■ **KUTIPAN TEKS**
+++++

Denpasar (ANTARA) - Badan Meteorologi, Klimatologi dan Geofisika (BMKG) Wilayah III Denpasar mengajak masyarakat Bali untuk menghemat penggunaan air bersih guna mengantisipasi musim kemarau yang puncaknya diperkirakan Juli-Agustus 2023.
“Perlu melakukan langkah antisipasi, salah satunya hemat penggunaan air bersih,” kata Koordinator Bidang Data dan Informasi BMKG Wilayah III Denpasar I Nyoman Gede Wiryajaya di Denpasar, Kamis.
Selain itu, BMKG menganjurkan pelaksanaan budi daya pertanian yang tidak membutuhkan banyak air.
Hingga 31 Mei 2023, daerah yang mengalami kemarau di Bali meluas dari tujuh zona pada 20 Mei menjadi 11 zona musim.
Baca juga: BMKG imbau seluruh pihak menghemat air seiring masuknya musim kemarau
Adapun 11 zona musim yang sudah mengalami kemarau, yakni sebagian besar Jembrana, Jembrana bagian barat dan Buleleng bagian barat.
Selanjutnya, Buleleng bagian utara, Buleleng bagian utara dan timur, Karangasem bagian utara, Karangasem bagian timur, Tabanan bagian tengah, Gianyar bagian selatan dan Badung bagian tengah, Gianyar bagian selatan, Klungkung bagian selatan, Karangasem bagian selatan
Kemudian, Badung bagian selatan, Gianyar bagian selatan, Tabanan bagian selatan, Denpasar dan di Pulau Nusa Penida, Jembrana bagian timur dan Tabanan bagian barat, serta Buleleng bagian selatan.

+++++

■ **DATA YANG DITAMPILKAN**
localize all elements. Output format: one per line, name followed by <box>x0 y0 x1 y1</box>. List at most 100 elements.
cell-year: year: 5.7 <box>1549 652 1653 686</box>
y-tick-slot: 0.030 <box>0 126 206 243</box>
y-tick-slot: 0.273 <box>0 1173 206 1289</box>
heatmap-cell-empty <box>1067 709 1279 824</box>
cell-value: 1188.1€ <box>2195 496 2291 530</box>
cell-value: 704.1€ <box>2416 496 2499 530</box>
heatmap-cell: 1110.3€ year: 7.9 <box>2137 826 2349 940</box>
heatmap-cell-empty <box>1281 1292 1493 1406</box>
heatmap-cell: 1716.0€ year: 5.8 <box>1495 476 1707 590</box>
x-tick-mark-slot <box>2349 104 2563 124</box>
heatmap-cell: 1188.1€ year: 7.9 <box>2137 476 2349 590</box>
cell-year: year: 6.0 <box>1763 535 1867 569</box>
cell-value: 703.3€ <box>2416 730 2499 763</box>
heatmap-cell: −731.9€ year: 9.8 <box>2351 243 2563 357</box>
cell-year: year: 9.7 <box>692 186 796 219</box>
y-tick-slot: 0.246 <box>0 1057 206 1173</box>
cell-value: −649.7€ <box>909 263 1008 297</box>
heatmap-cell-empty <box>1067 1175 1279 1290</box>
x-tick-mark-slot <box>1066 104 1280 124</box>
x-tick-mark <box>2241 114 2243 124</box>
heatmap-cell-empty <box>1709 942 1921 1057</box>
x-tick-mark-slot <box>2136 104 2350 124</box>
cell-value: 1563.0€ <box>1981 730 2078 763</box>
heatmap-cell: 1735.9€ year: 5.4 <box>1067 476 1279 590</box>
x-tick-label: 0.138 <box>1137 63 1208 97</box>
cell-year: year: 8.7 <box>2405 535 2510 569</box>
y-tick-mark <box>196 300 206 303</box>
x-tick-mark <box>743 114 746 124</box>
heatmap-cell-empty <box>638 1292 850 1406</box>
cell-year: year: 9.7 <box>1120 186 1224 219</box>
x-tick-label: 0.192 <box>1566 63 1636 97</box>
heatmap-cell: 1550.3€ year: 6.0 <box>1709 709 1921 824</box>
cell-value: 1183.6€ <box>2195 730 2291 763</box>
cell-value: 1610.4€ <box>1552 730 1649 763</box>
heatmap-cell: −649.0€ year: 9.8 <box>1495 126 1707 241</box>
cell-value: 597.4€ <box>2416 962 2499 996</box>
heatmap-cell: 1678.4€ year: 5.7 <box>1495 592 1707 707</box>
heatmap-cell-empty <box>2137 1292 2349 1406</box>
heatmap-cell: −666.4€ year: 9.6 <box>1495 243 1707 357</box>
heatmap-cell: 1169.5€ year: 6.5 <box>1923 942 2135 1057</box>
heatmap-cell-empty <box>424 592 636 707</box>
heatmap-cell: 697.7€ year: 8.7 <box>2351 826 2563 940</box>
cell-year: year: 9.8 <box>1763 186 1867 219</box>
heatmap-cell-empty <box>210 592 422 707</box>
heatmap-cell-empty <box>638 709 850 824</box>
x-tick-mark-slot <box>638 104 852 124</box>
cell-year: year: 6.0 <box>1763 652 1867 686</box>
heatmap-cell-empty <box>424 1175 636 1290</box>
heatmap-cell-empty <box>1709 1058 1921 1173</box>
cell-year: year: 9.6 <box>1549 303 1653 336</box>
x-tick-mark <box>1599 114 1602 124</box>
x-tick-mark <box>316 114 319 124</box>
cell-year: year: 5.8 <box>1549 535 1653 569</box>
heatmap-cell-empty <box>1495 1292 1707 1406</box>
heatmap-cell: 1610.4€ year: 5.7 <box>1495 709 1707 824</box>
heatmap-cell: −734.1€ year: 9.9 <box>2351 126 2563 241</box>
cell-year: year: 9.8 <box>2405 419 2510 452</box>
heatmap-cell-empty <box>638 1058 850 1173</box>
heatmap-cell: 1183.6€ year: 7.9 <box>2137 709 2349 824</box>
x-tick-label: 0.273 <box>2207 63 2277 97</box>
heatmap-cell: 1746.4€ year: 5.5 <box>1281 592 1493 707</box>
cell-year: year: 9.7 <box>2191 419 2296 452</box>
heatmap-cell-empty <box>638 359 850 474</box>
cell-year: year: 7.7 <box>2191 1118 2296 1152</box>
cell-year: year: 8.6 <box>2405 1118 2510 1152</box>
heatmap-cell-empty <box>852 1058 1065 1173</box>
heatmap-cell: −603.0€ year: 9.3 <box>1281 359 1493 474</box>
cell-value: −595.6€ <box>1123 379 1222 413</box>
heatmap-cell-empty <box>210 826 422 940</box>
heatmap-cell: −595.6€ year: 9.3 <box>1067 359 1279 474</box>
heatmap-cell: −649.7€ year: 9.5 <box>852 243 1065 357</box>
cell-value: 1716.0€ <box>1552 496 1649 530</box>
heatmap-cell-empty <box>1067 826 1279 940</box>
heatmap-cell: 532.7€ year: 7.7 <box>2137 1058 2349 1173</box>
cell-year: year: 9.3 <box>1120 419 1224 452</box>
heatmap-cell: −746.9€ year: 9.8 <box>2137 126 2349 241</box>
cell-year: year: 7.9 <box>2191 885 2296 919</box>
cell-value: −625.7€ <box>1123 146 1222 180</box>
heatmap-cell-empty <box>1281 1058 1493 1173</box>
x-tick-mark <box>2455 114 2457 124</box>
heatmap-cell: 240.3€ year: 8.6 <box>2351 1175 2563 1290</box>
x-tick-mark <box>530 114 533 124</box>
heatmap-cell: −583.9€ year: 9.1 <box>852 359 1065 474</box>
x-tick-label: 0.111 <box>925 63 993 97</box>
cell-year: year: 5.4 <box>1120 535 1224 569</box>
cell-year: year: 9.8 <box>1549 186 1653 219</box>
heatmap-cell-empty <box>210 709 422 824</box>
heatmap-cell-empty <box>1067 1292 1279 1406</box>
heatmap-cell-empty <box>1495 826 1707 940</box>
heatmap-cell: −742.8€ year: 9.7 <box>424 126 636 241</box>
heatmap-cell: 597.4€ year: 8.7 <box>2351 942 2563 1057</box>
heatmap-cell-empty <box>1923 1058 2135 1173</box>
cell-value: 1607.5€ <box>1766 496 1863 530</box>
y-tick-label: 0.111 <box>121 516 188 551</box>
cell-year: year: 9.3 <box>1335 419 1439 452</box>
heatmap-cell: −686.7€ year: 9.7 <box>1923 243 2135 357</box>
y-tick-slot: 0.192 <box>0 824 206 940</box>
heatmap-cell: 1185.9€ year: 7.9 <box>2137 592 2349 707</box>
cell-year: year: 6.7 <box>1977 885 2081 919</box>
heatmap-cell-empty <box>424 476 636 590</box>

+++++

■ **TUJUAN LATIHAN**
Menurut kutipan teks tentang musim kemarau di Bali, kapan puncak musim kemarau diperkirakan terjadi?

■ **KUNCI JAWABAN**
Puncaknya diperkirakan terjadi pada Juli–Agustus 2023.